WORK TO COMPLETE: Find the number of lines in these records where the word "content" appears. Reply with that number and nothing more.

[Saved entries]
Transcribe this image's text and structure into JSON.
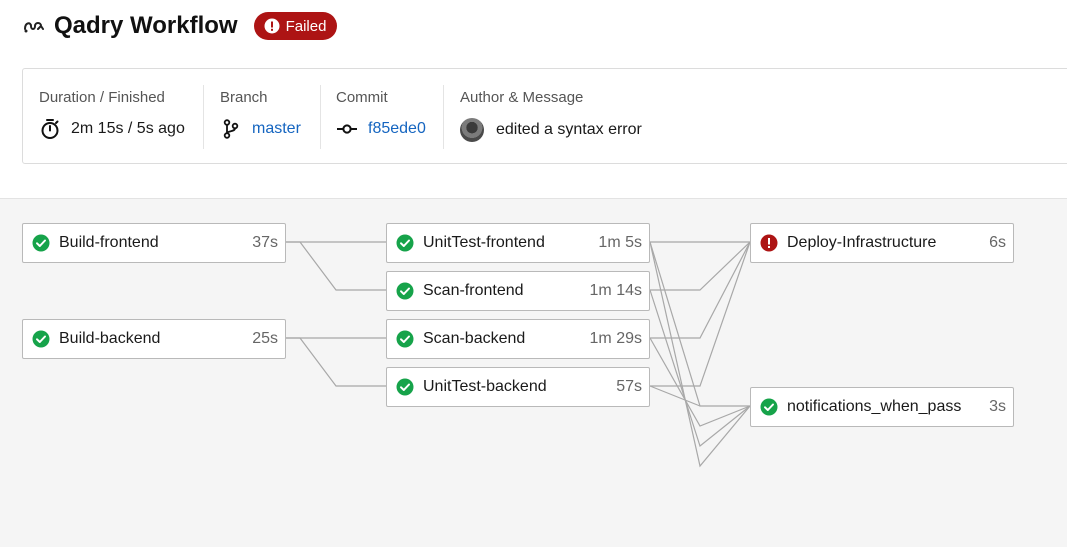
{
  "workflow": {
    "icon": "workflow-icon",
    "title": "Qadry Workflow",
    "status": {
      "label": "Failed",
      "icon": "alert-circle-icon",
      "color": "#ad1414"
    }
  },
  "summary": {
    "duration": {
      "label": "Duration / Finished",
      "value": "2m 15s / 5s ago",
      "icon": "stopwatch-icon"
    },
    "branch": {
      "label": "Branch",
      "value": "master",
      "icon": "git-branch-icon"
    },
    "commit": {
      "label": "Commit",
      "value": "f85ede0",
      "icon": "git-commit-icon"
    },
    "author": {
      "label": "Author & Message",
      "message": "edited a syntax error",
      "icon": "avatar"
    }
  },
  "colors": {
    "success": "#16a34a",
    "failure": "#ad1414",
    "link": "#1565c0"
  },
  "jobs": {
    "build_frontend": {
      "name": "Build-frontend",
      "duration": "37s",
      "status": "success"
    },
    "build_backend": {
      "name": "Build-backend",
      "duration": "25s",
      "status": "success"
    },
    "unittest_frontend": {
      "name": "UnitTest-frontend",
      "duration": "1m 5s",
      "status": "success"
    },
    "scan_frontend": {
      "name": "Scan-frontend",
      "duration": "1m 14s",
      "status": "success"
    },
    "scan_backend": {
      "name": "Scan-backend",
      "duration": "1m 29s",
      "status": "success"
    },
    "unittest_backend": {
      "name": "UnitTest-backend",
      "duration": "57s",
      "status": "success"
    },
    "deploy_infrastructure": {
      "name": "Deploy-Infrastructure",
      "duration": "6s",
      "status": "failed"
    },
    "notifications_when_pass": {
      "name": "notifications_when_pass",
      "duration": "3s",
      "status": "success"
    }
  }
}
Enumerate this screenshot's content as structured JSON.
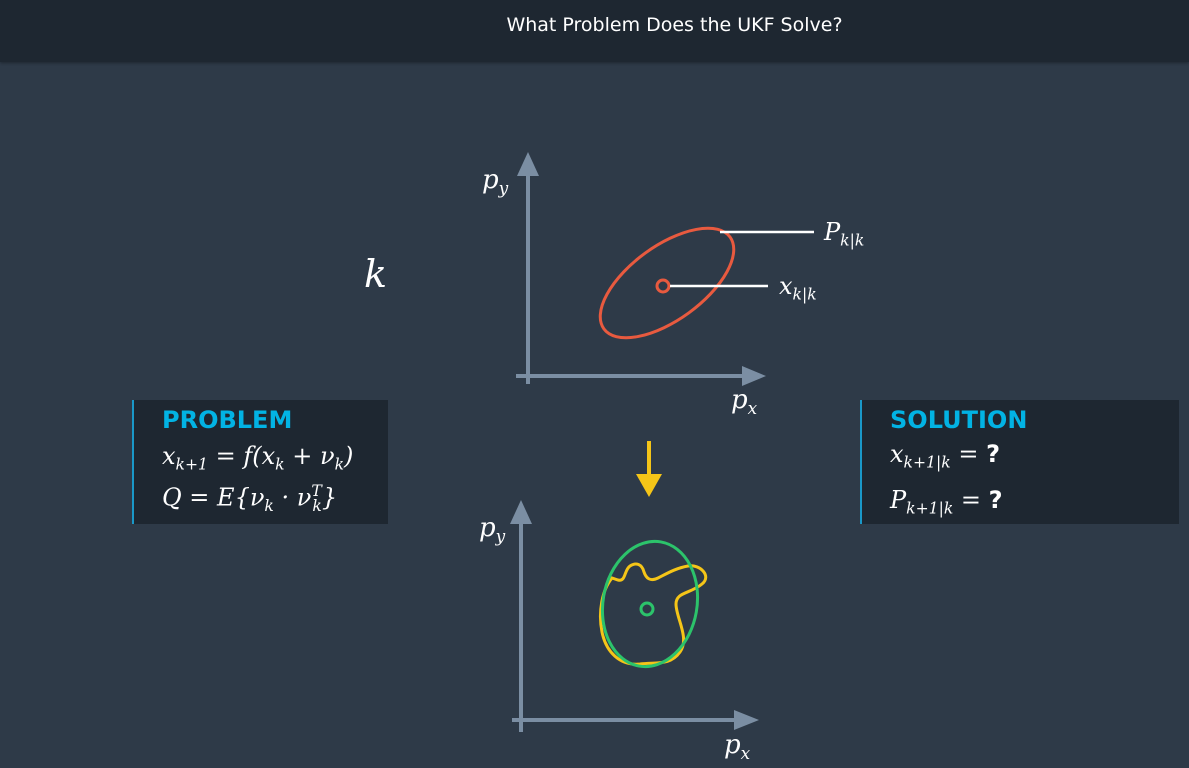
{
  "header": {
    "title": "What Problem Does the UKF Solve?"
  },
  "state_label": "k",
  "problem": {
    "heading": "PROBLEM",
    "eq1": {
      "lhs": "x",
      "lhs_sub": "k+1",
      "rest": " = f(x",
      "rest_sub": "k",
      "tail": " + ν",
      "tail_sub": "k",
      "end": ")"
    },
    "eq2": {
      "a": "Q = E{ν",
      "a_sub": "k",
      "b": " · ν",
      "b_sup": "T",
      "b_sub": "k",
      "end": "}"
    }
  },
  "solution": {
    "heading": "SOLUTION",
    "eq1": {
      "var": "x",
      "sub": "k+1|k",
      "eq": " = ",
      "q": "?"
    },
    "eq2": {
      "var": "P",
      "sub": "k+1|k",
      "eq": " = ",
      "q": "?"
    }
  },
  "top_plot": {
    "y_axis_label": "p",
    "y_axis_sub": "y",
    "x_axis_label": "p",
    "x_axis_sub": "x",
    "covariance_label": "P",
    "covariance_sub": "k|k",
    "mean_label": "x",
    "mean_sub": "k|k"
  },
  "bottom_plot": {
    "y_axis_label": "p",
    "y_axis_sub": "y",
    "x_axis_label": "p",
    "x_axis_sub": "x"
  },
  "colors": {
    "background": "#2e3a48",
    "header": "#1e2731",
    "axis": "#7b8ea3",
    "ellipse_prior": "#e85a3f",
    "ellipse_predicted": "#2cc36b",
    "true_distribution": "#f5c518",
    "arrow": "#f5c518",
    "heading_accent": "#02b3e4"
  },
  "icons": {
    "transition_arrow": "arrow-down-icon"
  }
}
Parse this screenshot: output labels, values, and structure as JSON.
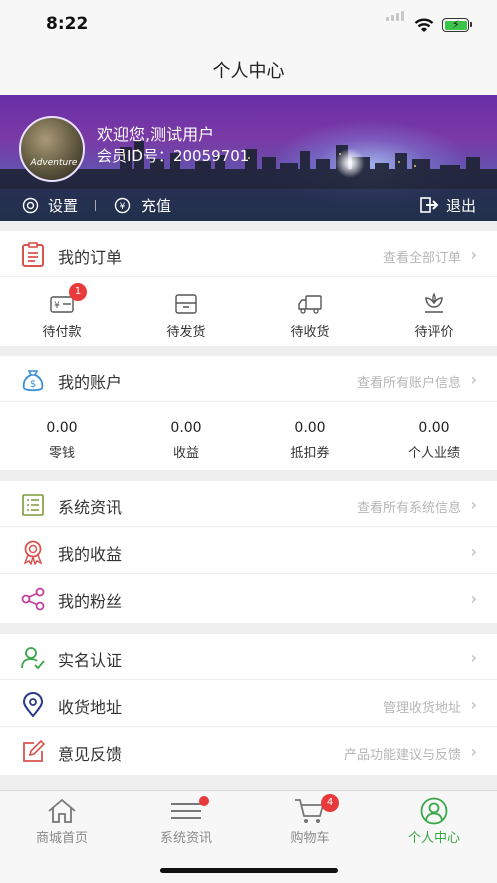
{
  "status_bar": {
    "time": "8:22"
  },
  "nav": {
    "title": "个人中心"
  },
  "profile": {
    "welcome": "欢迎您,测试用户",
    "member_id": "会员ID号：20059701",
    "avatar_text": "Adventure"
  },
  "profile_actions": {
    "settings": "设置",
    "recharge": "充值",
    "logout": "退出"
  },
  "orders": {
    "title": "我的订单",
    "view_all": "查看全部订单",
    "items": [
      {
        "label": "待付款",
        "badge": "1"
      },
      {
        "label": "待发货"
      },
      {
        "label": "待收货"
      },
      {
        "label": "待评价"
      }
    ]
  },
  "account": {
    "title": "我的账户",
    "view_all": "查看所有账户信息",
    "items": [
      {
        "value": "0.00",
        "label": "零钱"
      },
      {
        "value": "0.00",
        "label": "收益"
      },
      {
        "value": "0.00",
        "label": "抵扣券"
      },
      {
        "value": "0.00",
        "label": "个人业绩"
      }
    ]
  },
  "menu1": {
    "news": {
      "label": "系统资讯",
      "right": "查看所有系统信息"
    },
    "earnings": {
      "label": "我的收益"
    },
    "fans": {
      "label": "我的粉丝"
    }
  },
  "menu2": {
    "verify": {
      "label": "实名认证"
    },
    "address": {
      "label": "收货地址",
      "right": "管理收货地址"
    },
    "feedback": {
      "label": "意见反馈",
      "right": "产品功能建议与反馈"
    }
  },
  "tabbar": {
    "items": [
      {
        "label": "商城首页"
      },
      {
        "label": "系统资讯"
      },
      {
        "label": "购物车",
        "badge": "4"
      },
      {
        "label": "个人中心"
      }
    ]
  },
  "colors": {
    "accent": "#3aa64a",
    "badge": "#e83a3a",
    "icon_red": "#d9534f"
  }
}
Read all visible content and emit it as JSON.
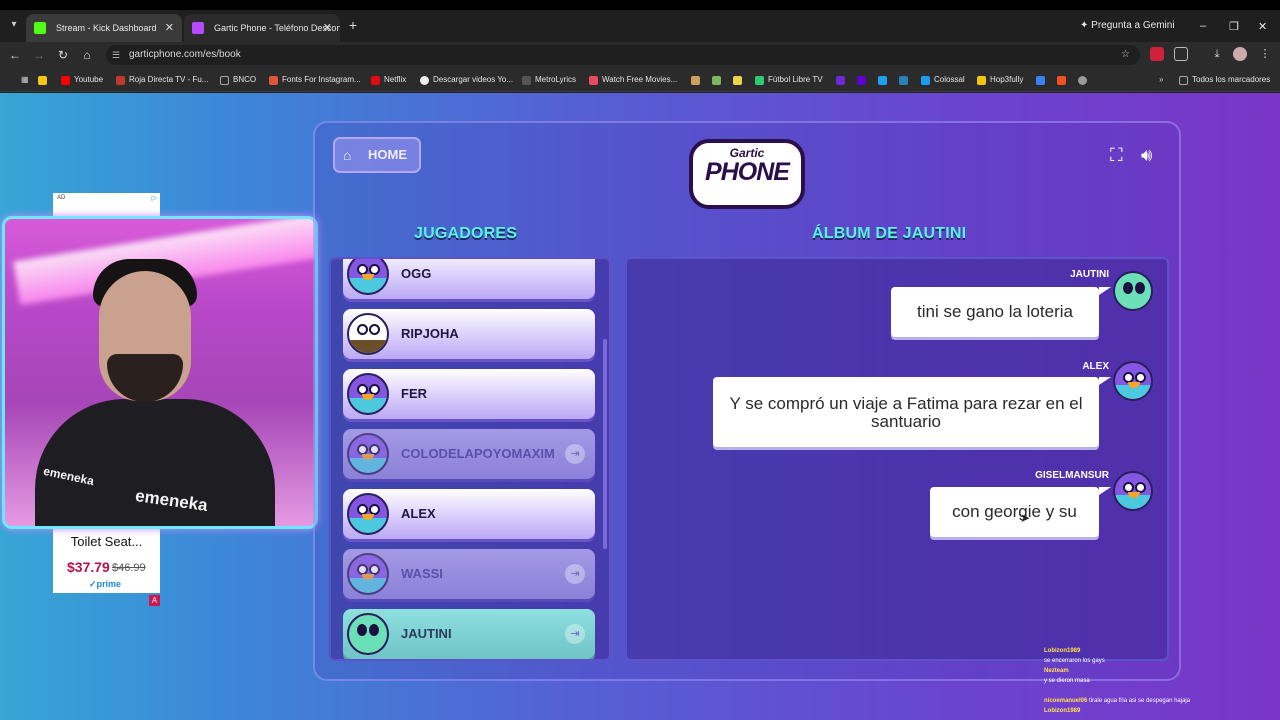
{
  "browser": {
    "tabs": [
      {
        "title": "Stream - Kick Dashboard",
        "favicon_color": "#53fc18"
      },
      {
        "title": "Gartic Phone - Teléfono Descon",
        "favicon_color": "#b44bff"
      }
    ],
    "gemini_label": "Pregunta a Gemini",
    "url": "garticphone.com/es/book",
    "bookmarks": [
      {
        "label": "",
        "color": "#f5c518"
      },
      {
        "label": "Youtube",
        "color": "#ff0000"
      },
      {
        "label": "Roja Directa TV - Fu...",
        "color": "#c0392b"
      },
      {
        "label": "BNCO",
        "color": "#888888"
      },
      {
        "label": "Fonts For Instagram...",
        "color": "#e0563b"
      },
      {
        "label": "Netflix",
        "color": "#e50914"
      },
      {
        "label": "Descargar videos Yo...",
        "color": "#ffffff"
      },
      {
        "label": "MetroLyrics",
        "color": "#333333"
      },
      {
        "label": "Watch Free Movies...",
        "color": "#e84a5f"
      },
      {
        "label": "Fútbol Libre TV",
        "color": "#2ecc71"
      },
      {
        "label": "Colossal",
        "color": "#1d9bf0"
      },
      {
        "label": "Hop3fully",
        "color": "#f1c40f"
      },
      {
        "label": "Todos los marcadores",
        "color": "#aaaaaa"
      }
    ]
  },
  "ad": {
    "label": "AD",
    "title": "Toilet Seat...",
    "price": "$37.79",
    "old_price": "$46.99",
    "prime": "✓prime",
    "badge": "A"
  },
  "webcam": {
    "shirt_text": "emeneka",
    "sleeve_text": "emeneka"
  },
  "game": {
    "home_label": "HOME",
    "logo_top": "Gartic",
    "logo_main": "PHONE",
    "players_heading": "JUGADORES",
    "album_heading": "ÁLBUM DE JAUTINI",
    "players": [
      {
        "name": "OGG",
        "state": "active",
        "avatar": "bird"
      },
      {
        "name": "RIPJOHA",
        "state": "active",
        "avatar": "green"
      },
      {
        "name": "FER",
        "state": "active",
        "avatar": "bird"
      },
      {
        "name": "COLODELAPOYOMAXIM",
        "state": "left",
        "avatar": "bird"
      },
      {
        "name": "ALEX",
        "state": "active",
        "avatar": "bird"
      },
      {
        "name": "WASSI",
        "state": "left",
        "avatar": "bird"
      },
      {
        "name": "JAUTINI",
        "state": "owner-left",
        "avatar": "alien"
      }
    ],
    "messages": [
      {
        "author": "JAUTINI",
        "text": "tini se gano la loteria",
        "avatar": "alien"
      },
      {
        "author": "ALEX",
        "text": "Y se compró un viaje a Fatima para rezar en el santuario",
        "avatar": "bird"
      },
      {
        "author": "GISELMANSUR",
        "text": "con georgie y su",
        "avatar": "bird"
      }
    ]
  },
  "chat_overlay": [
    {
      "user": "Lobizon1989",
      "text": ""
    },
    {
      "user": "",
      "text": "se encerraron los gays"
    },
    {
      "user": "Nezteam",
      "text": ""
    },
    {
      "user": "",
      "text": "y se dieron masa"
    },
    {
      "user": "",
      "text": ""
    },
    {
      "user": "nicoemanuel06",
      "text": "tirale agua fria asi se despegan hajaja"
    },
    {
      "user": "Lobizon1989",
      "text": ""
    }
  ]
}
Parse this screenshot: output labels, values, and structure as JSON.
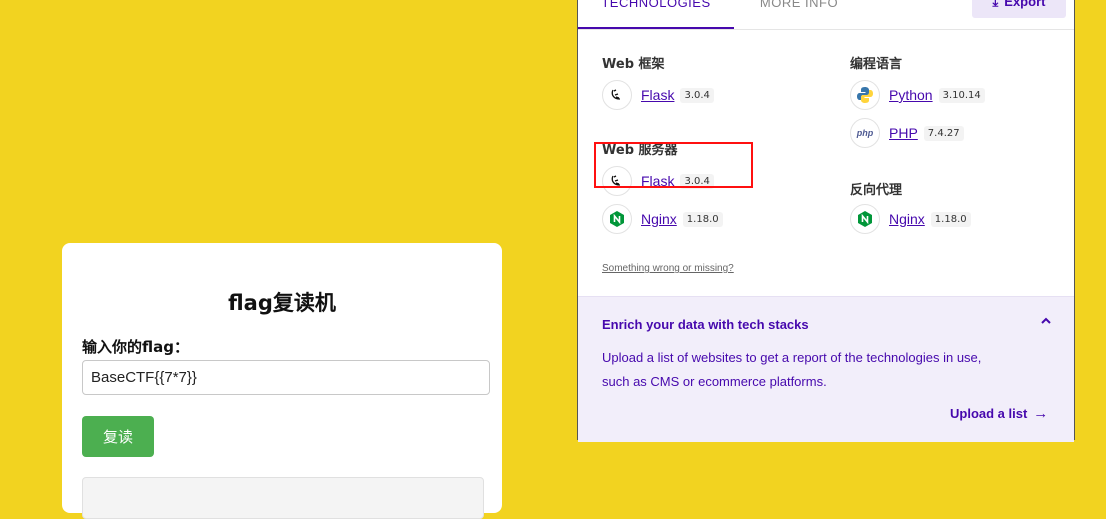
{
  "card": {
    "title": "flag复读机",
    "label": "输入你的flag：",
    "input_value": "BaseCTF{{7*7}}",
    "button_label": "复读"
  },
  "popup": {
    "tabs": [
      "TECHNOLOGIES",
      "MORE INFO"
    ],
    "export_label": "Export",
    "left_categories": [
      {
        "heading": "Web 框架",
        "items": [
          {
            "name": "Flask",
            "version": "3.0.4",
            "icon": "flask-icon"
          }
        ]
      },
      {
        "heading": "Web 服务器",
        "items": [
          {
            "name": "Flask",
            "version": "3.0.4",
            "icon": "flask-icon"
          },
          {
            "name": "Nginx",
            "version": "1.18.0",
            "icon": "nginx-icon"
          }
        ]
      }
    ],
    "right_categories": [
      {
        "heading": "编程语言",
        "items": [
          {
            "name": "Python",
            "version": "3.10.14",
            "icon": "python-icon"
          },
          {
            "name": "PHP",
            "version": "7.4.27",
            "icon": "php-icon"
          }
        ]
      },
      {
        "heading": "反向代理",
        "items": [
          {
            "name": "Nginx",
            "version": "1.18.0",
            "icon": "nginx-icon"
          }
        ]
      }
    ],
    "missing_link": "Something wrong or missing?",
    "enrich": {
      "title": "Enrich your data with tech stacks",
      "text": "Upload a list of websites to get a report of the technologies in use, such as CMS or ecommerce platforms.",
      "link": "Upload a list"
    }
  },
  "colors": {
    "page_background": "#f2d320",
    "accent": "#4608ad",
    "button_green": "#4caf50",
    "highlight": "#ff1010"
  }
}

WRITTEN SOLUTION: 2